* _Tareas y ejercicios_:
a – En la reseña sobre la prosa de Pushkin, sustituye "magnífico" por "extraordinario" y reproduce el tramo que comienza en "Alba Editorial" y termina después de "pero si enunciándola.".
b – Según la reseña sobre la prosa de Pushkin, ¿qué textos reúne la edición de Alba?
c – Prosigue la reseña sobre la prosa de Pushkin a partir de su última oración.

* _Fragmento seleccionado_:
# # #
Alba Editorial
550 páginas
Supongo que será culpa de la maestría de los cuentos y el teatro de Chejov o de las magnas novelas de Tolstoi y Dostoievski, que otros interesantes escritores de la literatura rusa hayan quedado eclipsados, exceptuando obras concretas como El maestro y Margarita.
Esto hace que un narrador tan valioso como Pushkin, apenas sea conocido, a pesar de ser un magnífico contador de historias y un excelente cronista de su época.
La propuesta de Alba es especialmente valiosa. Se recogen todos sus textos en prosa, incluso aquellos que son simplemente fragmentos, no llegando nunca a formar parte de una obra completa pero si enunciándola.
¿Y que nos encontramos? En primer lugar, a un autor especializado en las piezas breves, incluso las que llegan a categoría de novela lo son, un género que a mi me gusta especialmente. No necesita demasiado espacio para desarrollar historias que beben del romanticismo más clásico, donde el amor se cruza siempre con la aventura, en relatos poblados de personajes icónicos como príncipes y bandoleros.
Con Pushkin, recupero esa lectura algo ingenua y colorista sin complejos. Pero no por ello, evita trasladar de una forma pictórica, la crueldad de una batalla o la brutal injusticia de una sociedad basada en un régimen de propiedad de seres humanos.
# # #
* _Los datos_:
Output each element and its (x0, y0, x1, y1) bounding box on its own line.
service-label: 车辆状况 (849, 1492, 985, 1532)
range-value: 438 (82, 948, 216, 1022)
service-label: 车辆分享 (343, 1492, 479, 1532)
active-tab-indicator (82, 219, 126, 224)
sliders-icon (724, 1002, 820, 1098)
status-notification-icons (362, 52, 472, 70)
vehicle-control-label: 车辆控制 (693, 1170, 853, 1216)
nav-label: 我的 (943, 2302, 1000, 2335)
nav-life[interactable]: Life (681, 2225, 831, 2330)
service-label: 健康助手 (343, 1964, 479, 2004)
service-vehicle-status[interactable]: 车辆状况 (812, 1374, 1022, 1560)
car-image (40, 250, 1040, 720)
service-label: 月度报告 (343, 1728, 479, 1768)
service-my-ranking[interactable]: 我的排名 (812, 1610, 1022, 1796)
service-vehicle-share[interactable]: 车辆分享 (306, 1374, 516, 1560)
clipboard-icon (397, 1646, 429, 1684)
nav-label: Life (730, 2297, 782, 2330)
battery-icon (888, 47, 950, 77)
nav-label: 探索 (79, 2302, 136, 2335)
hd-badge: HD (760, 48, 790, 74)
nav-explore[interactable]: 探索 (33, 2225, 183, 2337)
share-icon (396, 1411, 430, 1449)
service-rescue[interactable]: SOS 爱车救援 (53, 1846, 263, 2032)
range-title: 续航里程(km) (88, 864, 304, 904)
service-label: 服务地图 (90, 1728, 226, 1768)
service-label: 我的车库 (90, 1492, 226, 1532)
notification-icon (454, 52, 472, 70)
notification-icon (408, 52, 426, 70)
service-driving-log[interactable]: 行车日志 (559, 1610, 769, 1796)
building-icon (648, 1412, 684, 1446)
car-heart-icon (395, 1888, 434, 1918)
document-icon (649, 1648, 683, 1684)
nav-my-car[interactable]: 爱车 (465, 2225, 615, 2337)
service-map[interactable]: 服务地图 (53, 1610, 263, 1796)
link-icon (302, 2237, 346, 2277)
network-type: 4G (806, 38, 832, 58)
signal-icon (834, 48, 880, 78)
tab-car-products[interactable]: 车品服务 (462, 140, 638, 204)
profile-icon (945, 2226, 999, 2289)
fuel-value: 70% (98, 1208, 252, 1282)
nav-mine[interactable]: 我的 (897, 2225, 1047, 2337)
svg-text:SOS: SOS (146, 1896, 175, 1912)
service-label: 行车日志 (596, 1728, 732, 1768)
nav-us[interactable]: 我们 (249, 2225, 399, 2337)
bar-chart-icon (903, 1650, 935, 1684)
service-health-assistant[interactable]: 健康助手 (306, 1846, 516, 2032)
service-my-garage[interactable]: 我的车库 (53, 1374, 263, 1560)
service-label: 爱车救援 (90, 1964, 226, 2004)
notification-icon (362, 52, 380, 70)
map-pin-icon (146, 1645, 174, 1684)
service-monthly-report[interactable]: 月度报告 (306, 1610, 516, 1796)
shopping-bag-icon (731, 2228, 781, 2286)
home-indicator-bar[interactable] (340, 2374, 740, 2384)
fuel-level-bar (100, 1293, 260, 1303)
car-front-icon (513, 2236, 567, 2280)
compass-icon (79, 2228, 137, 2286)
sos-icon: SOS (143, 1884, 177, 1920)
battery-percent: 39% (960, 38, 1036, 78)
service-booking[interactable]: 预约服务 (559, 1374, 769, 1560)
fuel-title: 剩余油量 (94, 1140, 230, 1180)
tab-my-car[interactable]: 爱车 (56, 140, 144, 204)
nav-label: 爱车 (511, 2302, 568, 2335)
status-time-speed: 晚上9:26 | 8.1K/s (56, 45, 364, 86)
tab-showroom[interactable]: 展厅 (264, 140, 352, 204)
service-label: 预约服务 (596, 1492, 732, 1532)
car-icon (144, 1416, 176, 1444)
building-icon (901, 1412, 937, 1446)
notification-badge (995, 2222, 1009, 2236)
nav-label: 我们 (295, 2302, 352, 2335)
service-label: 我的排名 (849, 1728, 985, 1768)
# # #
* _Respuestas por apartado_:
a –
Alba Editorial
550 páginas
Supongo que será culpa de la maestría de los cuentos y el teatro de Chejov o de las magnas novelas de Tolstoi y Dostoievski, que otros interesantes escritores de la literatura rusa hayan quedado eclipsados, exceptuando obras concretas como El maestro y Margarita.
Esto hace que un narrador tan valioso como Pushkin, apenas sea conocido, a pesar de ser un extraordinario contador de historias y un excelente cronista de su época.
La propuesta de Alba es especialmente valiosa. Se recogen todos sus textos en prosa, incluso aquellos que son simplemente fragmentos, no llegando nunca a formar parte de una obra completa pero si enunciándola.

b – Todos los textos en prosa de Pushkin, incluidos los que son simplemente fragmentos.

c –
Hay dos aspectos que le otorgan una personalidad singular a este material: por un lado, el nivel de crónica social riguroso y brillante de la Rusia de entonces, posiblemente una de las épocas más apasionantes de la historia. En segundo lugar un narrador presente, con una posición sorprendentemente moderna a la hora de incidir en lo que nos está contando.
El conjunto es muy recomendable, no sólo desde el punto de vista científico sino desde el puro disfrute. Y una nota final: en la conclusión de La hija del capitán, se incluye un capítulo perdido que hasta ahora no formaba parte de ediciones anteriores. En su sorprendente final, no puedo dejar de encontrar ecos del epílogo de La montaña mágica de Thomas Mann, esa gran novela desde la que tiempo después también se presentía la barbarie de la guerra y las revoluciones.